### GIVEN REQUEST
Repeat the records below exactly, leaving out every picture.

[Figure dataset records]
## BEGIN
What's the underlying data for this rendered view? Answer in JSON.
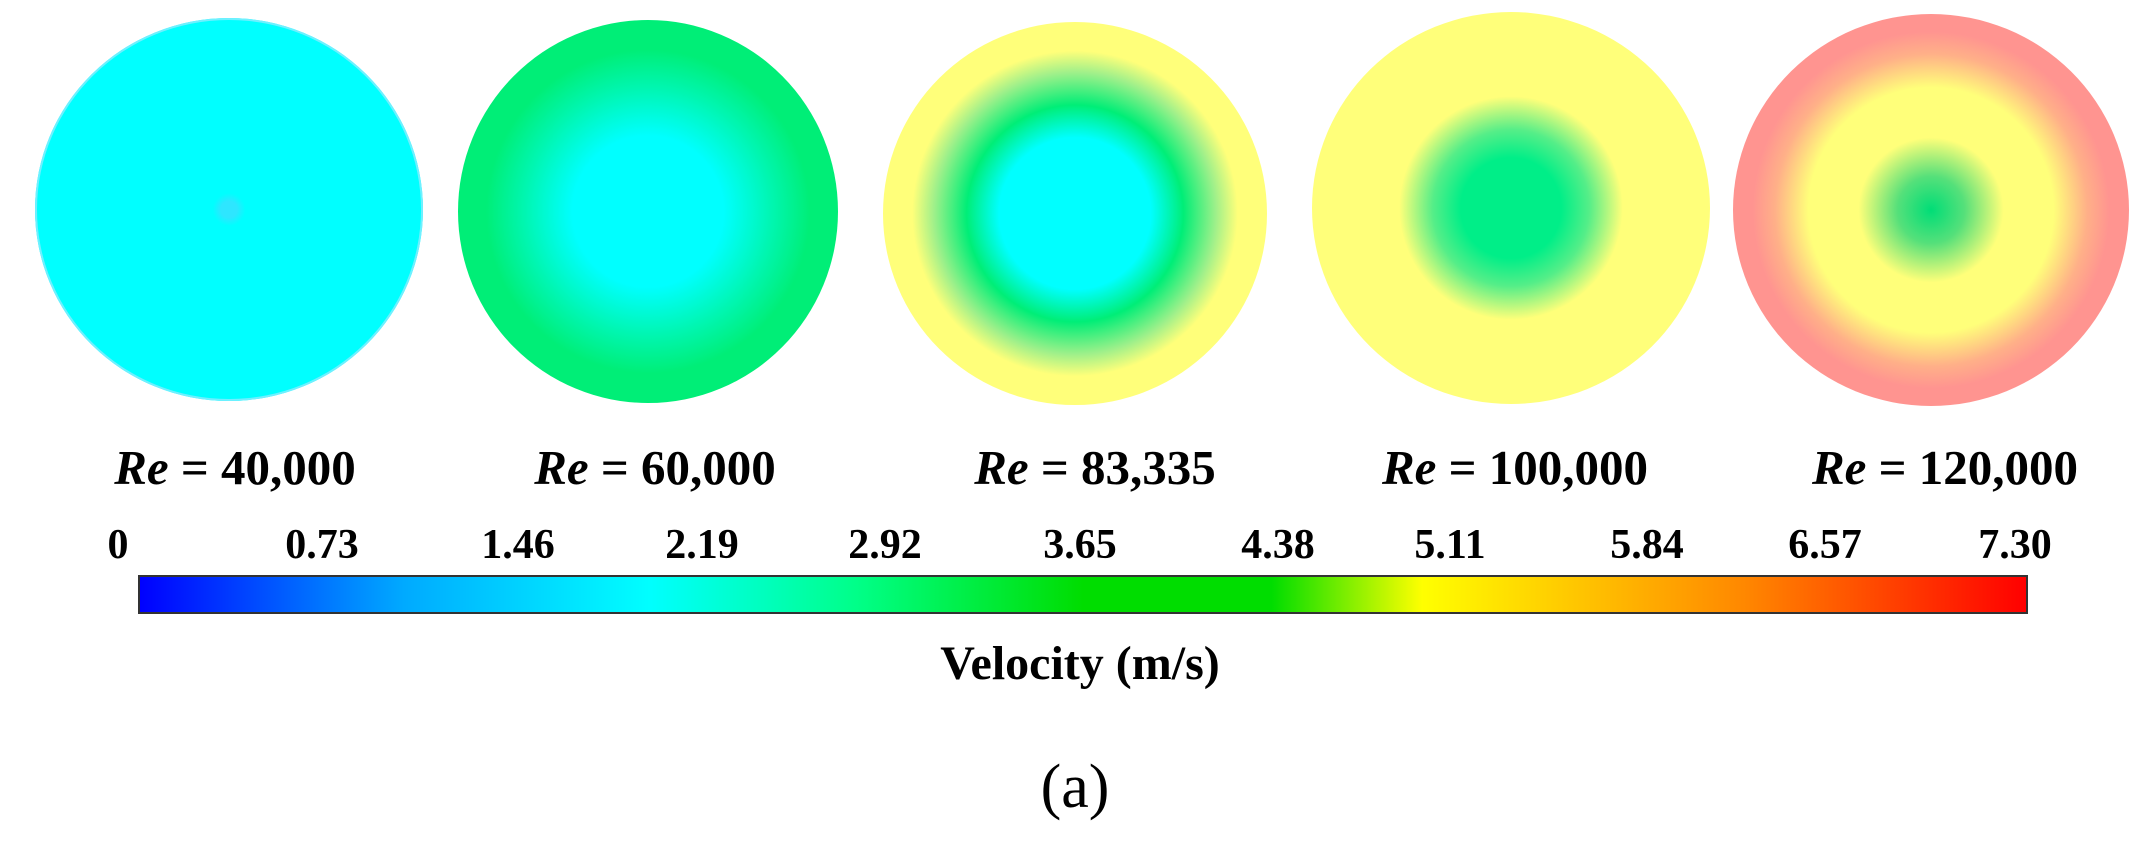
{
  "colors": {
    "c0": "#0000ff",
    "c1": "#00aaff",
    "c2": "#00ffff",
    "c3": "#00ff88",
    "c4": "#00dd00",
    "c5": "#ffff00",
    "c6": "#ff8800",
    "c7": "#ff0000",
    "cyan_field": "#00ffff",
    "green_field": "#00ee77",
    "yellow_field": "#ffff7a",
    "red_field": "#ff9490"
  },
  "cases": [
    {
      "label_var": "Re",
      "label_eq": " = 40,000",
      "value": 40000
    },
    {
      "label_var": "Re",
      "label_eq": " = 60,000",
      "value": 60000
    },
    {
      "label_var": "Re",
      "label_eq": " = 83,335",
      "value": 83335
    },
    {
      "label_var": "Re",
      "label_eq": " = 100,000",
      "value": 100000
    },
    {
      "label_var": "Re",
      "label_eq": " = 120,000",
      "value": 120000
    }
  ],
  "colorbar": {
    "ticks": [
      "0",
      "0.73",
      "1.46",
      "2.19",
      "2.92",
      "3.65",
      "4.38",
      "5.11",
      "5.84",
      "6.57",
      "7.30"
    ],
    "min": 0,
    "max": 7.3,
    "title": "Velocity (m/s)"
  },
  "figure_label": "(a)"
}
## END
### SOLUTION FOR THIS TASK
What's the underlying data for this rendered view? Answer in JSON.
{
  "colors": {
    "c0": "#0000ff",
    "c1": "#00aaff",
    "c2": "#00ffff",
    "c3": "#00ff88",
    "c4": "#00dd00",
    "c5": "#ffff00",
    "c6": "#ff8800",
    "c7": "#ff0000",
    "cyan_field": "#00ffff",
    "green_field": "#00ee77",
    "yellow_field": "#ffff7a",
    "red_field": "#ff9490"
  },
  "cases": [
    {
      "label_var": "Re",
      "label_eq": " = 40,000",
      "value": 40000
    },
    {
      "label_var": "Re",
      "label_eq": " = 60,000",
      "value": 60000
    },
    {
      "label_var": "Re",
      "label_eq": " = 83,335",
      "value": 83335
    },
    {
      "label_var": "Re",
      "label_eq": " = 100,000",
      "value": 100000
    },
    {
      "label_var": "Re",
      "label_eq": " = 120,000",
      "value": 120000
    }
  ],
  "colorbar": {
    "ticks": [
      "0",
      "0.73",
      "1.46",
      "2.19",
      "2.92",
      "3.65",
      "4.38",
      "5.11",
      "5.84",
      "6.57",
      "7.30"
    ],
    "min": 0,
    "max": 7.3,
    "title": "Velocity (m/s)"
  },
  "figure_label": "(a)"
}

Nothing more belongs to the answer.